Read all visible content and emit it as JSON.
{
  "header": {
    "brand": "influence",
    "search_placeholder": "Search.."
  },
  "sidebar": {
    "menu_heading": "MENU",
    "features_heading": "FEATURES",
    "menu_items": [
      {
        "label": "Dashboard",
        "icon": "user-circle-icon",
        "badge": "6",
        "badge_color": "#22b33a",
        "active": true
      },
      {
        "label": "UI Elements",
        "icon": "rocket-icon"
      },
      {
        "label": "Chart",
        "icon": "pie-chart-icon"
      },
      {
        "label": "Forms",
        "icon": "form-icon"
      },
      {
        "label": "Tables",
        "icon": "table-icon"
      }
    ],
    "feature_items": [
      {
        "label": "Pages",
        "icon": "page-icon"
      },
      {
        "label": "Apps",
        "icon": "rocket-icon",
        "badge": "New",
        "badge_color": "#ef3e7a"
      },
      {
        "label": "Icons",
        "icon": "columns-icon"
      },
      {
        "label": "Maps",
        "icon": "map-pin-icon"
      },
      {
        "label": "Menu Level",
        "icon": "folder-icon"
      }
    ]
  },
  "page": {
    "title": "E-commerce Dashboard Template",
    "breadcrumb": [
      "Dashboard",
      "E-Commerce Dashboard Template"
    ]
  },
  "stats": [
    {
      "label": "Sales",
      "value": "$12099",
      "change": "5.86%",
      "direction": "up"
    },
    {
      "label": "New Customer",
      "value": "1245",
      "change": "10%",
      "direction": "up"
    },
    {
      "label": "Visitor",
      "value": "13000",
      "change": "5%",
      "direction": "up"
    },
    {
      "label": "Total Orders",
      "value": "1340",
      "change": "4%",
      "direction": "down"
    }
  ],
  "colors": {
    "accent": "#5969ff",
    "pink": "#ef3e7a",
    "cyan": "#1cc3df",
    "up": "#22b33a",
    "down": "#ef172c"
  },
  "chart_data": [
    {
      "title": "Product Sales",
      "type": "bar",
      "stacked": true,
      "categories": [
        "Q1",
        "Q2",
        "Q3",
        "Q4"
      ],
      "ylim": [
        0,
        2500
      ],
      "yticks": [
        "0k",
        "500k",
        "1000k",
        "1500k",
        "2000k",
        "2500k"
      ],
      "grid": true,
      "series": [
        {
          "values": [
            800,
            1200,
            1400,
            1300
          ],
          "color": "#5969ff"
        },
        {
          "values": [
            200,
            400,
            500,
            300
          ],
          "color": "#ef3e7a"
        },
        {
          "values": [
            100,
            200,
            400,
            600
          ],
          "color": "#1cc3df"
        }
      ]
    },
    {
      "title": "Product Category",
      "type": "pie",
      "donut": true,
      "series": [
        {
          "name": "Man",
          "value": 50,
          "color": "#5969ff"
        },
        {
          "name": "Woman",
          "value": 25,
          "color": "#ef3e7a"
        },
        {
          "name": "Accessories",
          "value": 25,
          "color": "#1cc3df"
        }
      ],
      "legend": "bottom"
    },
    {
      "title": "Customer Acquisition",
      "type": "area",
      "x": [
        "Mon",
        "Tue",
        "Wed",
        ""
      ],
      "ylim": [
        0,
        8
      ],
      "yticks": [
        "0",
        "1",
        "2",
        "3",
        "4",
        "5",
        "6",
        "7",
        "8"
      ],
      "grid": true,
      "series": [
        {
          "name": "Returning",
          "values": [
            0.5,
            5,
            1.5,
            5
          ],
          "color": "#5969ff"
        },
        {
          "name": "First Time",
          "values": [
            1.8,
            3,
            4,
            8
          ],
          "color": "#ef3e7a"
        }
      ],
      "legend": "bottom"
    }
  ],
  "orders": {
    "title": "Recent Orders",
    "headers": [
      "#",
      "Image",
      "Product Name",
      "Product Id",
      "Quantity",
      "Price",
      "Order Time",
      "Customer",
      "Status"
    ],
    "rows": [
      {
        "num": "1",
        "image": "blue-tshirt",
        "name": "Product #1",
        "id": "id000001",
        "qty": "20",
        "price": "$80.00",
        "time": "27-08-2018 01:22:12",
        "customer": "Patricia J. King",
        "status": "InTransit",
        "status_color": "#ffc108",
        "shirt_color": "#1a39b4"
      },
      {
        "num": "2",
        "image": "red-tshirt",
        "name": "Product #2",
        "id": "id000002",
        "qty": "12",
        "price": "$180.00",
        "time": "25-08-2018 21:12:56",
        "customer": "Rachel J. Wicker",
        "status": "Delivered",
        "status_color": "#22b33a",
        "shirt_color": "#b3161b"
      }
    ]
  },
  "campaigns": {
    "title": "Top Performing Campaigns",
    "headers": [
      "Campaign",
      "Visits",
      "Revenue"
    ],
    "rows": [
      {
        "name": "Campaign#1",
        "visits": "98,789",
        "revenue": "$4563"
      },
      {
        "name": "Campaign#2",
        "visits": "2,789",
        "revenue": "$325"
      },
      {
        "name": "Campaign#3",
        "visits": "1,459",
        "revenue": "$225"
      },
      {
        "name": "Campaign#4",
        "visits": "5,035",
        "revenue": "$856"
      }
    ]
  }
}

* * *

→ **Exercise directions**
Repeat each record exactly, leaving nothing out.

→ **Solution**
Read all visible content and emit it as JSON.
{
  "header": {
    "brand": "influence",
    "search_placeholder": "Search.."
  },
  "sidebar": {
    "menu_heading": "MENU",
    "features_heading": "FEATURES",
    "menu_items": [
      {
        "label": "Dashboard",
        "icon": "user-circle-icon",
        "badge": "6",
        "badge_color": "#22b33a",
        "active": true
      },
      {
        "label": "UI Elements",
        "icon": "rocket-icon"
      },
      {
        "label": "Chart",
        "icon": "pie-chart-icon"
      },
      {
        "label": "Forms",
        "icon": "form-icon"
      },
      {
        "label": "Tables",
        "icon": "table-icon"
      }
    ],
    "feature_items": [
      {
        "label": "Pages",
        "icon": "page-icon"
      },
      {
        "label": "Apps",
        "icon": "rocket-icon",
        "badge": "New",
        "badge_color": "#ef3e7a"
      },
      {
        "label": "Icons",
        "icon": "columns-icon"
      },
      {
        "label": "Maps",
        "icon": "map-pin-icon"
      },
      {
        "label": "Menu Level",
        "icon": "folder-icon"
      }
    ]
  },
  "page": {
    "title": "E-commerce Dashboard Template",
    "breadcrumb": [
      "Dashboard",
      "E-Commerce Dashboard Template"
    ]
  },
  "stats": [
    {
      "label": "Sales",
      "value": "$12099",
      "change": "5.86%",
      "direction": "up"
    },
    {
      "label": "New Customer",
      "value": "1245",
      "change": "10%",
      "direction": "up"
    },
    {
      "label": "Visitor",
      "value": "13000",
      "change": "5%",
      "direction": "up"
    },
    {
      "label": "Total Orders",
      "value": "1340",
      "change": "4%",
      "direction": "down"
    }
  ],
  "colors": {
    "accent": "#5969ff",
    "pink": "#ef3e7a",
    "cyan": "#1cc3df",
    "up": "#22b33a",
    "down": "#ef172c"
  },
  "chart_data": [
    {
      "title": "Product Sales",
      "type": "bar",
      "stacked": true,
      "categories": [
        "Q1",
        "Q2",
        "Q3",
        "Q4"
      ],
      "ylim": [
        0,
        2500
      ],
      "yticks": [
        "0k",
        "500k",
        "1000k",
        "1500k",
        "2000k",
        "2500k"
      ],
      "grid": true,
      "series": [
        {
          "values": [
            800,
            1200,
            1400,
            1300
          ],
          "color": "#5969ff"
        },
        {
          "values": [
            200,
            400,
            500,
            300
          ],
          "color": "#ef3e7a"
        },
        {
          "values": [
            100,
            200,
            400,
            600
          ],
          "color": "#1cc3df"
        }
      ]
    },
    {
      "title": "Product Category",
      "type": "pie",
      "donut": true,
      "series": [
        {
          "name": "Man",
          "value": 50,
          "color": "#5969ff"
        },
        {
          "name": "Woman",
          "value": 25,
          "color": "#ef3e7a"
        },
        {
          "name": "Accessories",
          "value": 25,
          "color": "#1cc3df"
        }
      ],
      "legend": "bottom"
    },
    {
      "title": "Customer Acquisition",
      "type": "area",
      "x": [
        "Mon",
        "Tue",
        "Wed",
        ""
      ],
      "ylim": [
        0,
        8
      ],
      "yticks": [
        "0",
        "1",
        "2",
        "3",
        "4",
        "5",
        "6",
        "7",
        "8"
      ],
      "grid": true,
      "series": [
        {
          "name": "Returning",
          "values": [
            0.5,
            5,
            1.5,
            5
          ],
          "color": "#5969ff"
        },
        {
          "name": "First Time",
          "values": [
            1.8,
            3,
            4,
            8
          ],
          "color": "#ef3e7a"
        }
      ],
      "legend": "bottom"
    }
  ],
  "orders": {
    "title": "Recent Orders",
    "headers": [
      "#",
      "Image",
      "Product Name",
      "Product Id",
      "Quantity",
      "Price",
      "Order Time",
      "Customer",
      "Status"
    ],
    "rows": [
      {
        "num": "1",
        "image": "blue-tshirt",
        "name": "Product #1",
        "id": "id000001",
        "qty": "20",
        "price": "$80.00",
        "time": "27-08-2018 01:22:12",
        "customer": "Patricia J. King",
        "status": "InTransit",
        "status_color": "#ffc108",
        "shirt_color": "#1a39b4"
      },
      {
        "num": "2",
        "image": "red-tshirt",
        "name": "Product #2",
        "id": "id000002",
        "qty": "12",
        "price": "$180.00",
        "time": "25-08-2018 21:12:56",
        "customer": "Rachel J. Wicker",
        "status": "Delivered",
        "status_color": "#22b33a",
        "shirt_color": "#b3161b"
      }
    ]
  },
  "campaigns": {
    "title": "Top Performing Campaigns",
    "headers": [
      "Campaign",
      "Visits",
      "Revenue"
    ],
    "rows": [
      {
        "name": "Campaign#1",
        "visits": "98,789",
        "revenue": "$4563"
      },
      {
        "name": "Campaign#2",
        "visits": "2,789",
        "revenue": "$325"
      },
      {
        "name": "Campaign#3",
        "visits": "1,459",
        "revenue": "$225"
      },
      {
        "name": "Campaign#4",
        "visits": "5,035",
        "revenue": "$856"
      }
    ]
  }
}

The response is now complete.